→ **Task statement**
Pull out every line below that contains the word "JSON".

-- Supplied data start --

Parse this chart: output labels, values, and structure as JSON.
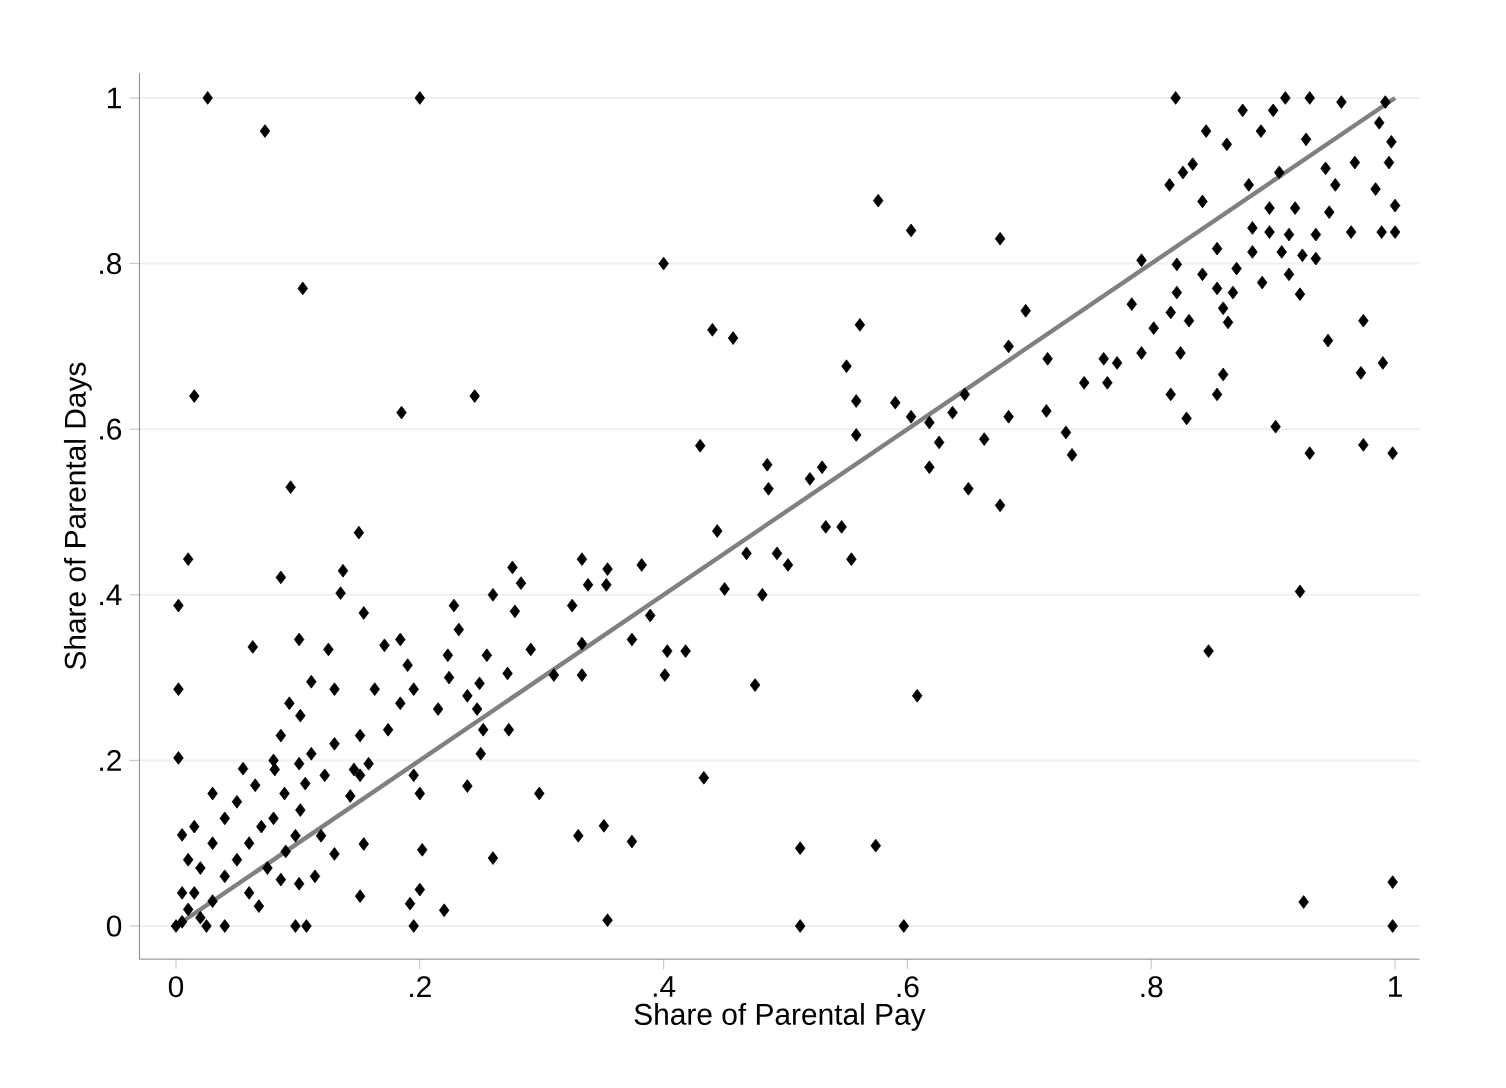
{
  "chart_data": {
    "type": "scatter",
    "xlabel": "Share of Parental Pay",
    "ylabel": "Share of Parental Days",
    "xlim": [
      -0.03,
      1.02
    ],
    "ylim": [
      -0.04,
      1.03
    ],
    "xticks": [
      0,
      {
        "value": 0.2,
        "label": ".2"
      },
      {
        "value": 0.4,
        "label": ".4"
      },
      {
        "value": 0.6,
        "label": ".6"
      },
      {
        "value": 0.8,
        "label": ".8"
      },
      1
    ],
    "yticks": [
      0,
      {
        "value": 0.2,
        "label": ".2"
      },
      {
        "value": 0.4,
        "label": ".4"
      },
      {
        "value": 0.6,
        "label": ".6"
      },
      {
        "value": 0.8,
        "label": ".8"
      },
      1
    ],
    "grid": "y",
    "series": [
      {
        "color": "#000000",
        "marker": "diamond",
        "x": [
          0.026,
          0.073,
          0.2,
          0.4,
          0.104,
          0.44,
          0.457,
          0.015,
          0.185,
          0.245,
          0.43,
          0.094,
          0.82,
          0.576,
          0.603,
          0.676,
          0.875,
          0.91,
          0.93,
          0.956,
          0.9,
          0.845,
          0.89,
          0.862,
          0.927,
          0.834,
          0.815,
          0.826,
          0.88,
          0.905,
          0.842,
          0.897,
          0.918,
          0.943,
          0.951,
          0.984,
          1.0,
          0.989,
          1.0,
          0.964,
          0.997,
          0.987,
          0.992,
          0.995,
          0.967,
          0.946,
          0.935,
          0.913,
          0.897,
          0.883,
          0.907,
          0.924,
          0.935,
          0.883,
          0.87,
          0.891,
          0.922,
          0.913,
          0.854,
          0.842,
          0.854,
          0.867,
          0.859,
          0.863,
          0.821,
          0.821,
          0.816,
          0.831,
          0.792,
          0.784,
          0.802,
          0.824,
          0.792,
          0.859,
          0.854,
          0.816,
          0.829,
          0.974,
          0.945,
          0.972,
          0.99,
          0.902,
          0.93,
          0.974,
          0.998,
          0.561,
          0.55,
          0.558,
          0.558,
          0.59,
          0.603,
          0.618,
          0.637,
          0.647,
          0.626,
          0.618,
          0.65,
          0.663,
          0.683,
          0.683,
          0.697,
          0.715,
          0.714,
          0.73,
          0.735,
          0.745,
          0.764,
          0.761,
          0.772,
          0.485,
          0.52,
          0.53,
          0.486,
          0.676,
          0.01,
          0.002,
          0.002,
          0.002,
          0.086,
          0.15,
          0.063,
          0.101,
          0.125,
          0.137,
          0.135,
          0.154,
          0.111,
          0.13,
          0.093,
          0.102,
          0.086,
          0.13,
          0.151,
          0.174,
          0.163,
          0.184,
          0.195,
          0.19,
          0.171,
          0.184,
          0.215,
          0.224,
          0.223,
          0.232,
          0.228,
          0.239,
          0.249,
          0.255,
          0.26,
          0.278,
          0.276,
          0.283,
          0.272,
          0.291,
          0.247,
          0.252,
          0.273,
          0.25,
          0.239,
          0.2,
          0.195,
          0.298,
          0.31,
          0.333,
          0.325,
          0.333,
          0.333,
          0.338,
          0.353,
          0.354,
          0.382,
          0.374,
          0.389,
          0.403,
          0.418,
          0.401,
          0.444,
          0.468,
          0.493,
          0.502,
          0.45,
          0.481,
          0.475,
          0.433,
          0.33,
          0.351,
          0.374,
          0.512,
          0.354,
          0.512,
          0.26,
          0.151,
          0.192,
          0.2,
          0.22,
          0.195,
          0.098,
          0.107,
          0.202,
          0.068,
          0.114,
          0.086,
          0.101,
          0.154,
          0.13,
          0.119,
          0.098,
          0.102,
          0.143,
          0.146,
          0.122,
          0.106,
          0.089,
          0.081,
          0.101,
          0.111,
          0.151,
          0.158,
          0.005,
          0.01,
          0.015,
          0.02,
          0.03,
          0.04,
          0.05,
          0.06,
          0.07,
          0.02,
          0.03,
          0.04,
          0.05,
          0.08,
          0.09,
          0.0,
          0.005,
          0.01,
          0.025,
          0.04,
          0.06,
          0.075,
          0.015,
          0.03,
          0.055,
          0.065,
          0.08,
          0.005,
          0.922,
          0.847,
          0.608,
          0.574,
          0.597,
          0.925,
          0.998,
          0.998,
          0.533,
          0.546,
          0.554
        ],
        "values": [
          1.0,
          0.96,
          1.0,
          0.8,
          0.77,
          0.72,
          0.71,
          0.64,
          0.62,
          0.64,
          0.58,
          0.53,
          1.0,
          0.876,
          0.84,
          0.83,
          0.985,
          1.0,
          1.0,
          0.995,
          0.985,
          0.96,
          0.96,
          0.944,
          0.95,
          0.92,
          0.895,
          0.91,
          0.895,
          0.91,
          0.875,
          0.867,
          0.867,
          0.915,
          0.895,
          0.89,
          0.87,
          0.838,
          0.838,
          0.838,
          0.947,
          0.97,
          0.995,
          0.922,
          0.922,
          0.862,
          0.835,
          0.835,
          0.838,
          0.843,
          0.814,
          0.81,
          0.806,
          0.814,
          0.794,
          0.777,
          0.763,
          0.787,
          0.818,
          0.787,
          0.77,
          0.765,
          0.746,
          0.729,
          0.799,
          0.765,
          0.741,
          0.731,
          0.804,
          0.751,
          0.722,
          0.692,
          0.692,
          0.666,
          0.642,
          0.642,
          0.613,
          0.731,
          0.707,
          0.668,
          0.68,
          0.603,
          0.571,
          0.581,
          0.571,
          0.726,
          0.676,
          0.634,
          0.593,
          0.632,
          0.615,
          0.608,
          0.62,
          0.642,
          0.584,
          0.554,
          0.528,
          0.588,
          0.615,
          0.7,
          0.743,
          0.685,
          0.622,
          0.596,
          0.569,
          0.656,
          0.656,
          0.685,
          0.68,
          0.557,
          0.54,
          0.554,
          0.528,
          0.508,
          0.443,
          0.387,
          0.286,
          0.203,
          0.421,
          0.475,
          0.337,
          0.346,
          0.334,
          0.429,
          0.402,
          0.378,
          0.295,
          0.286,
          0.269,
          0.254,
          0.23,
          0.22,
          0.23,
          0.237,
          0.286,
          0.269,
          0.286,
          0.315,
          0.339,
          0.346,
          0.262,
          0.3,
          0.327,
          0.358,
          0.387,
          0.278,
          0.293,
          0.327,
          0.4,
          0.38,
          0.433,
          0.414,
          0.305,
          0.334,
          0.262,
          0.237,
          0.237,
          0.208,
          0.169,
          0.16,
          0.182,
          0.16,
          0.303,
          0.303,
          0.387,
          0.341,
          0.443,
          0.412,
          0.412,
          0.431,
          0.436,
          0.346,
          0.375,
          0.332,
          0.332,
          0.303,
          0.477,
          0.45,
          0.45,
          0.436,
          0.407,
          0.4,
          0.291,
          0.179,
          0.109,
          0.121,
          0.102,
          0.094,
          0.007,
          0.0,
          0.082,
          0.036,
          0.027,
          0.044,
          0.019,
          0.0,
          0.0,
          0.0,
          0.092,
          0.024,
          0.06,
          0.056,
          0.051,
          0.099,
          0.087,
          0.109,
          0.109,
          0.14,
          0.157,
          0.189,
          0.182,
          0.172,
          0.16,
          0.189,
          0.196,
          0.208,
          0.182,
          0.196,
          0.005,
          0.02,
          0.04,
          0.01,
          0.03,
          0.06,
          0.08,
          0.1,
          0.12,
          0.07,
          0.1,
          0.13,
          0.15,
          0.13,
          0.09,
          0.0,
          0.04,
          0.08,
          0.0,
          0.0,
          0.04,
          0.07,
          0.12,
          0.16,
          0.19,
          0.17,
          0.2,
          0.11,
          0.404,
          0.332,
          0.278,
          0.097,
          0.0,
          0.029,
          0.053,
          0.0,
          0.482,
          0.482,
          0.443
        ]
      },
      {
        "type": "line",
        "color": "#808080",
        "x": [
          0,
          1
        ],
        "values": [
          0,
          1.0
        ]
      }
    ]
  }
}
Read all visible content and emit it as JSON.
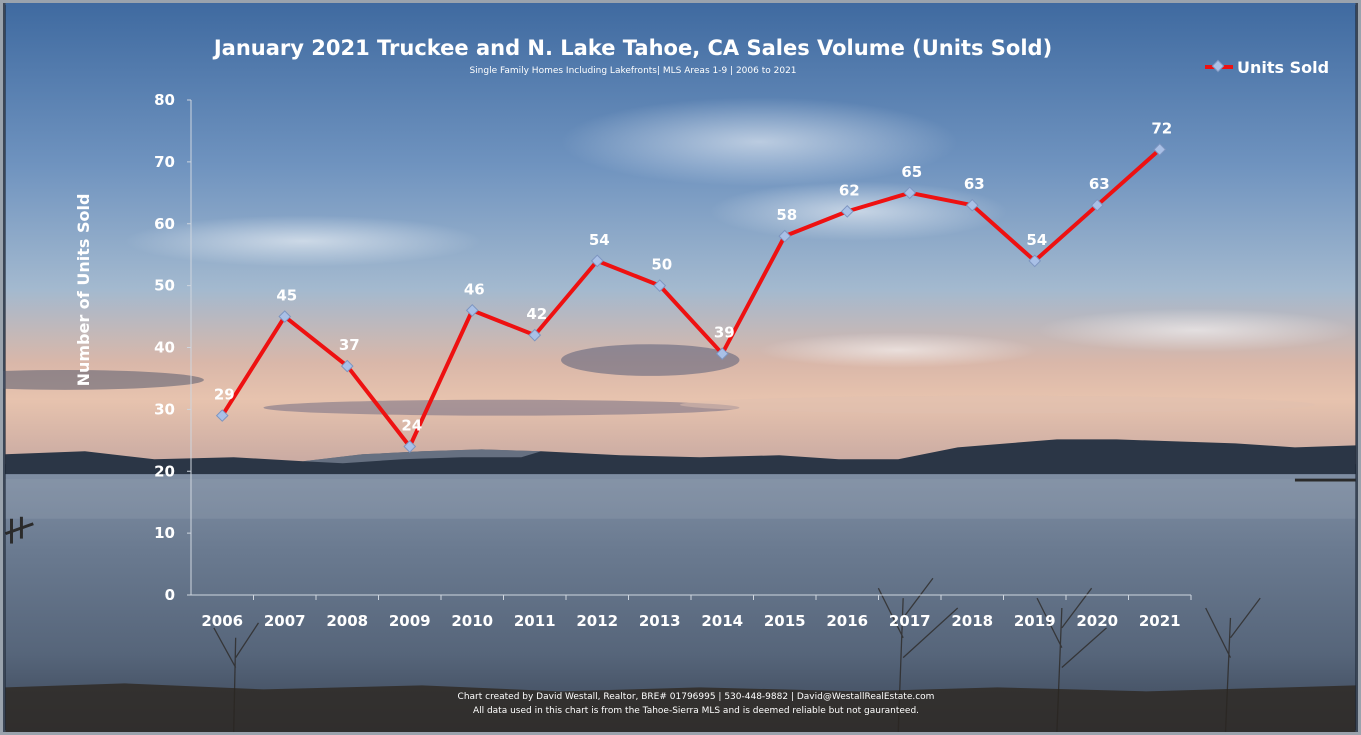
{
  "chart_data": {
    "type": "line",
    "title": "January 2021 Truckee and N. Lake Tahoe, CA Sales Volume (Units Sold)",
    "subtitle": "Single Family Homes Including Lakefronts| MLS Areas 1-9 | 2006 to 2021",
    "xlabel": "",
    "ylabel": "Number of Units Sold",
    "ylim": [
      0,
      80
    ],
    "yticks": [
      "0",
      "10",
      "20",
      "30",
      "40",
      "50",
      "60",
      "70",
      "80"
    ],
    "categories": [
      "2006",
      "2007",
      "2008",
      "2009",
      "2010",
      "2011",
      "2012",
      "2013",
      "2014",
      "2015",
      "2016",
      "2017",
      "2018",
      "2019",
      "2020",
      "2021"
    ],
    "series": [
      {
        "name": "Units Sold",
        "values": [
          29,
          45,
          37,
          24,
          46,
          42,
          54,
          50,
          39,
          58,
          62,
          65,
          63,
          54,
          63,
          72
        ],
        "color": "#ee1111",
        "marker_color": "#a9c0e6"
      }
    ],
    "grid": false,
    "legend_position": "top-right",
    "data_labels": true
  },
  "footer": {
    "line1": "Chart created by David Westall, Realtor, BRE# 01796995 | 530-448-9882 | David@WestallRealEstate.com",
    "line2": "All data used in this chart is from the Tahoe-Sierra MLS and is deemed reliable but  not gauranteed."
  },
  "background": {
    "sky_top": "#4f78a8",
    "sky_mid": "#8ba9c8",
    "horizon": "#e8b9a6",
    "mountains": "#2b3646",
    "water": "#66778c",
    "shore": "#2f2a26"
  }
}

-- Supplied data end --

→ **Task response**
Parse this chart: output labels, values, and structure as JSON.
Read all visible content and emit it as JSON.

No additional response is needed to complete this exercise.